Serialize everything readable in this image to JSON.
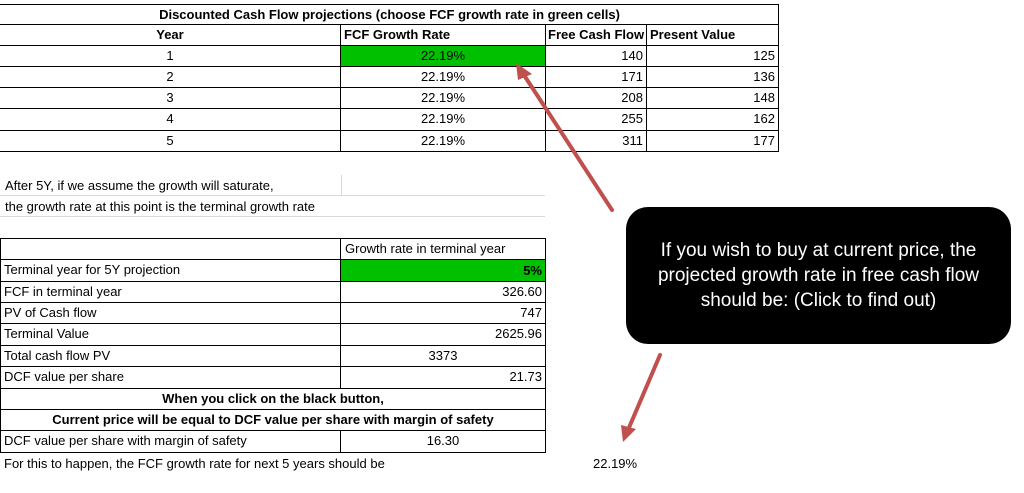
{
  "dcf_table": {
    "title": "Discounted Cash Flow projections (choose FCF growth rate in green cells)",
    "headers": [
      "Year",
      "FCF Growth Rate",
      "Free Cash Flow",
      "Present Value"
    ],
    "rows": [
      {
        "year": "1",
        "growth": "22.19%",
        "fcf": "140",
        "pv": "125"
      },
      {
        "year": "2",
        "growth": "22.19%",
        "fcf": "171",
        "pv": "136"
      },
      {
        "year": "3",
        "growth": "22.19%",
        "fcf": "208",
        "pv": "148"
      },
      {
        "year": "4",
        "growth": "22.19%",
        "fcf": "255",
        "pv": "162"
      },
      {
        "year": "5",
        "growth": "22.19%",
        "fcf": "311",
        "pv": "177"
      }
    ]
  },
  "note": {
    "line1": "After 5Y, if we assume the growth will saturate,",
    "line2": "the growth rate at this point is the terminal growth rate"
  },
  "terminal": {
    "header": "Growth rate in terminal year",
    "rows": [
      {
        "label": "Terminal year for 5Y projection",
        "value": "5%"
      },
      {
        "label": "FCF in terminal year",
        "value": "326.60"
      },
      {
        "label": "PV of Cash flow",
        "value": "747"
      },
      {
        "label": "Terminal Value",
        "value": "2625.96"
      },
      {
        "label": "Total cash flow PV",
        "value": "3373"
      },
      {
        "label": "DCF value per share",
        "value": "21.73"
      }
    ],
    "explain1": "When you click on the black button,",
    "explain2": "Current price will be equal to DCF value per share with margin of safety",
    "mos_label": "DCF value per share with margin of safety",
    "mos_value": "16.30",
    "final_label": "For this to happen, the FCF growth rate for next 5 years should be",
    "final_value": "22.19%"
  },
  "callout": {
    "text": "If you wish to buy at current price, the projected growth rate in free cash flow should be: (Click to find out)"
  },
  "colors": {
    "input_green": "#00c000",
    "arrow": "#c0504d",
    "callout_bg": "#000000"
  }
}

* * * * * * *

▶ **WHAT THE TASK REQUIRES**
When you retype the records, keep every word exactly as written and exclude the pictures.

▶ **WRITTEN RESPONSE**
Serialize everything readable in this image to JSON.
{
  "dcf_table": {
    "title": "Discounted Cash Flow projections (choose FCF growth rate in green cells)",
    "headers": [
      "Year",
      "FCF Growth Rate",
      "Free Cash Flow",
      "Present Value"
    ],
    "rows": [
      {
        "year": "1",
        "growth": "22.19%",
        "fcf": "140",
        "pv": "125"
      },
      {
        "year": "2",
        "growth": "22.19%",
        "fcf": "171",
        "pv": "136"
      },
      {
        "year": "3",
        "growth": "22.19%",
        "fcf": "208",
        "pv": "148"
      },
      {
        "year": "4",
        "growth": "22.19%",
        "fcf": "255",
        "pv": "162"
      },
      {
        "year": "5",
        "growth": "22.19%",
        "fcf": "311",
        "pv": "177"
      }
    ]
  },
  "note": {
    "line1": "After 5Y, if we assume the growth will saturate,",
    "line2": "the growth rate at this point is the terminal growth rate"
  },
  "terminal": {
    "header": "Growth rate in terminal year",
    "rows": [
      {
        "label": "Terminal year for 5Y projection",
        "value": "5%"
      },
      {
        "label": "FCF in terminal year",
        "value": "326.60"
      },
      {
        "label": "PV of Cash flow",
        "value": "747"
      },
      {
        "label": "Terminal Value",
        "value": "2625.96"
      },
      {
        "label": "Total cash flow PV",
        "value": "3373"
      },
      {
        "label": "DCF value per share",
        "value": "21.73"
      }
    ],
    "explain1": "When you click on the black button,",
    "explain2": "Current price will be equal to DCF value per share with margin of safety",
    "mos_label": "DCF value per share with margin of safety",
    "mos_value": "16.30",
    "final_label": "For this to happen, the FCF growth rate for next 5 years should be",
    "final_value": "22.19%"
  },
  "callout": {
    "text": "If you wish to buy at current price, the projected growth rate in free cash flow should be: (Click to find out)"
  },
  "colors": {
    "input_green": "#00c000",
    "arrow": "#c0504d",
    "callout_bg": "#000000"
  }
}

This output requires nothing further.